#### [YOUR INSTRUCTIONS]
Return each line of the data below verbatim; pictures are to be left out.
● ● ●
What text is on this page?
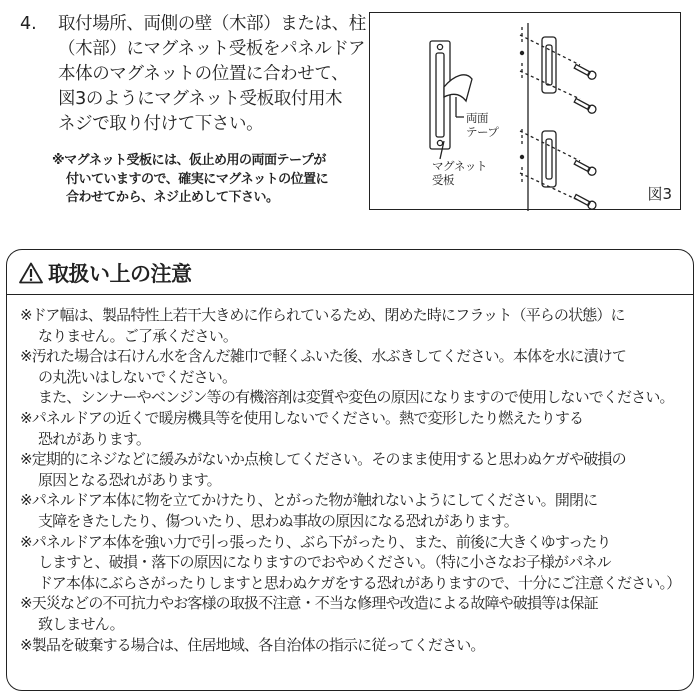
4. 取付場所、両側の壁（木部）または、柱
（木部）にマグネット受板をパネルドア
本体のマグネットの位置に合わせて、
図3のようにマグネット受板取付用木
ネジで取り付けて下さい。
※マグネット受板には、仮止め用の両面テープが
付いていますので、確実にマグネットの位置に
合わせてから、ネジ止めして下さい。
両面
テープ
マグネット
受板
図3
取扱い上の注意
※ドア幅は、製品特性上若干大きめに作られているため、閉めた時にフラット（平らの状態）に
なりません。ご了承ください。
※汚れた場合は石けん水を含んだ雑巾で軽くふいた後、水ぶきしてください。本体を水に漬けて
の丸洗いはしないでください。
また、シンナーやベンジン等の有機溶剤は変質や変色の原因になりますので使用しないでください。
※パネルドアの近くで暖房機具等を使用しないでください。熱で変形したり燃えたりする
恐れがあります。
※定期的にネジなどに緩みがないか点検してください。そのまま使用すると思わぬケガや破損の
原因となる恐れがあります。
※パネルドア本体に物を立てかけたり、とがった物が触れないようにしてください。開閉に
支障をきたしたり、傷ついたり、思わぬ事故の原因になる恐れがあります。
※パネルドア本体を強い力で引っ張ったり、ぶら下がったり、また、前後に大きくゆすったり
しますと、破損・落下の原因になりますのでおやめください。（特に小さなお子様がパネル
ドア本体にぶらさがったりしますと思わぬケガをする恐れがありますので、十分にご注意ください。）
※天災などの不可抗力やお客様の取扱不注意・不当な修理や改造による故障や破損等は保証
致しません。
※製品を破棄する場合は、住居地域、各自治体の指示に従ってください。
● ● ●
#### [RESULT]
What text is on this page?
4. 取付場所、両側の壁（木部）または、柱
（木部）にマグネット受板をパネルドア
本体のマグネットの位置に合わせて、
図3のようにマグネット受板取付用木
ネジで取り付けて下さい。
※マグネット受板には、仮止め用の両面テープが
付いていますので、確実にマグネットの位置に
合わせてから、ネジ止めして下さい。
両面
テープ
マグネット
受板
図3
取扱い上の注意
※ドア幅は、製品特性上若干大きめに作られているため、閉めた時にフラット（平らの状態）に
なりません。ご了承ください。
※汚れた場合は石けん水を含んだ雑巾で軽くふいた後、水ぶきしてください。本体を水に漬けて
の丸洗いはしないでください。
また、シンナーやベンジン等の有機溶剤は変質や変色の原因になりますので使用しないでください。
※パネルドアの近くで暖房機具等を使用しないでください。熱で変形したり燃えたりする
恐れがあります。
※定期的にネジなどに緩みがないか点検してください。そのまま使用すると思わぬケガや破損の
原因となる恐れがあります。
※パネルドア本体に物を立てかけたり、とがった物が触れないようにしてください。開閉に
支障をきたしたり、傷ついたり、思わぬ事故の原因になる恐れがあります。
※パネルドア本体を強い力で引っ張ったり、ぶら下がったり、また、前後に大きくゆすったり
しますと、破損・落下の原因になりますのでおやめください。（特に小さなお子様がパネル
ドア本体にぶらさがったりしますと思わぬケガをする恐れがありますので、十分にご注意ください。）
※天災などの不可抗力やお客様の取扱不注意・不当な修理や改造による故障や破損等は保証
致しません。
※製品を破棄する場合は、住居地域、各自治体の指示に従ってください。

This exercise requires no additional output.